- Exercise aim: Word for word, restate every line of the material.
■ ■ ■
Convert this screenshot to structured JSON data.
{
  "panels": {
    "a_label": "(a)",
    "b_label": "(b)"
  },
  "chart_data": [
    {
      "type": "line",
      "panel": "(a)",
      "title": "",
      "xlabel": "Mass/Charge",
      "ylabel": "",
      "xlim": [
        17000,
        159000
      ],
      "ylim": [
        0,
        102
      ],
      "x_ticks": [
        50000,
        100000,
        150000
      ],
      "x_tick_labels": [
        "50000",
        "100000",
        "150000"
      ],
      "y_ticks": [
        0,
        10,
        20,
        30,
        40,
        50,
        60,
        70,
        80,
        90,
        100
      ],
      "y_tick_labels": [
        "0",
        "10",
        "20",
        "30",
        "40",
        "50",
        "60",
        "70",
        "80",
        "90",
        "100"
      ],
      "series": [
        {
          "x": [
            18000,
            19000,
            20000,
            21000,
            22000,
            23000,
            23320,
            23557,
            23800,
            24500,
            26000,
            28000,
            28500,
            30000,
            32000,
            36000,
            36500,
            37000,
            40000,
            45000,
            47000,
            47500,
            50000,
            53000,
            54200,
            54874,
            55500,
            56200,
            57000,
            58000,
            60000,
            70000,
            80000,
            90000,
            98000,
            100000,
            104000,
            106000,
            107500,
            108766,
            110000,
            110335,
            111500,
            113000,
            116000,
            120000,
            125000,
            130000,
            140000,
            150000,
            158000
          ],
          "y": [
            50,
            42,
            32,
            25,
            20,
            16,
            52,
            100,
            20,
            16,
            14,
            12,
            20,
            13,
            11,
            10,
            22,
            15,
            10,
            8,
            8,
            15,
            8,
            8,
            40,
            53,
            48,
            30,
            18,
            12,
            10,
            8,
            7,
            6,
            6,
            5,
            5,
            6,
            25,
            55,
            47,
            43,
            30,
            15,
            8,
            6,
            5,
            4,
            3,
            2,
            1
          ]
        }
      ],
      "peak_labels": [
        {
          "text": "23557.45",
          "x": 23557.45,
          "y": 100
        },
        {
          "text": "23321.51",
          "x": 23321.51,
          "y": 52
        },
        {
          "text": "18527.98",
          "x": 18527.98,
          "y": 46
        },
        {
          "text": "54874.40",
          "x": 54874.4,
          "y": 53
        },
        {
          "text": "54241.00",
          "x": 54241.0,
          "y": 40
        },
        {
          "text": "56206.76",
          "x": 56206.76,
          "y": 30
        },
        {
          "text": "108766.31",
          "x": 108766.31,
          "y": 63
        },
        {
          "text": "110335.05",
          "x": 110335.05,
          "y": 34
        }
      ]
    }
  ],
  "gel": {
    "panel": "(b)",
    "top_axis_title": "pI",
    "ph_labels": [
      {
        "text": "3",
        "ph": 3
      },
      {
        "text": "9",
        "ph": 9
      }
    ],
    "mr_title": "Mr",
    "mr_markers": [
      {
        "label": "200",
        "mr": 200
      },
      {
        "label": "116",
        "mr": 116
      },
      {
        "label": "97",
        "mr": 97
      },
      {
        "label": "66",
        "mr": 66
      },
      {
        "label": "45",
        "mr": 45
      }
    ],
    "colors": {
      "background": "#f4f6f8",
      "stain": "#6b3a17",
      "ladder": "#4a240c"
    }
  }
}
■ ■ ■
- Written reply:
Convert this screenshot to structured JSON data.
{
  "panels": {
    "a_label": "(a)",
    "b_label": "(b)"
  },
  "chart_data": [
    {
      "type": "line",
      "panel": "(a)",
      "title": "",
      "xlabel": "Mass/Charge",
      "ylabel": "",
      "xlim": [
        17000,
        159000
      ],
      "ylim": [
        0,
        102
      ],
      "x_ticks": [
        50000,
        100000,
        150000
      ],
      "x_tick_labels": [
        "50000",
        "100000",
        "150000"
      ],
      "y_ticks": [
        0,
        10,
        20,
        30,
        40,
        50,
        60,
        70,
        80,
        90,
        100
      ],
      "y_tick_labels": [
        "0",
        "10",
        "20",
        "30",
        "40",
        "50",
        "60",
        "70",
        "80",
        "90",
        "100"
      ],
      "series": [
        {
          "x": [
            18000,
            19000,
            20000,
            21000,
            22000,
            23000,
            23320,
            23557,
            23800,
            24500,
            26000,
            28000,
            28500,
            30000,
            32000,
            36000,
            36500,
            37000,
            40000,
            45000,
            47000,
            47500,
            50000,
            53000,
            54200,
            54874,
            55500,
            56200,
            57000,
            58000,
            60000,
            70000,
            80000,
            90000,
            98000,
            100000,
            104000,
            106000,
            107500,
            108766,
            110000,
            110335,
            111500,
            113000,
            116000,
            120000,
            125000,
            130000,
            140000,
            150000,
            158000
          ],
          "y": [
            50,
            42,
            32,
            25,
            20,
            16,
            52,
            100,
            20,
            16,
            14,
            12,
            20,
            13,
            11,
            10,
            22,
            15,
            10,
            8,
            8,
            15,
            8,
            8,
            40,
            53,
            48,
            30,
            18,
            12,
            10,
            8,
            7,
            6,
            6,
            5,
            5,
            6,
            25,
            55,
            47,
            43,
            30,
            15,
            8,
            6,
            5,
            4,
            3,
            2,
            1
          ]
        }
      ],
      "peak_labels": [
        {
          "text": "23557.45",
          "x": 23557.45,
          "y": 100
        },
        {
          "text": "23321.51",
          "x": 23321.51,
          "y": 52
        },
        {
          "text": "18527.98",
          "x": 18527.98,
          "y": 46
        },
        {
          "text": "54874.40",
          "x": 54874.4,
          "y": 53
        },
        {
          "text": "54241.00",
          "x": 54241.0,
          "y": 40
        },
        {
          "text": "56206.76",
          "x": 56206.76,
          "y": 30
        },
        {
          "text": "108766.31",
          "x": 108766.31,
          "y": 63
        },
        {
          "text": "110335.05",
          "x": 110335.05,
          "y": 34
        }
      ]
    }
  ],
  "gel": {
    "panel": "(b)",
    "top_axis_title": "pI",
    "ph_labels": [
      {
        "text": "3",
        "ph": 3
      },
      {
        "text": "9",
        "ph": 9
      }
    ],
    "mr_title": "Mr",
    "mr_markers": [
      {
        "label": "200",
        "mr": 200
      },
      {
        "label": "116",
        "mr": 116
      },
      {
        "label": "97",
        "mr": 97
      },
      {
        "label": "66",
        "mr": 66
      },
      {
        "label": "45",
        "mr": 45
      }
    ],
    "colors": {
      "background": "#f4f6f8",
      "stain": "#6b3a17",
      "ladder": "#4a240c"
    }
  }
}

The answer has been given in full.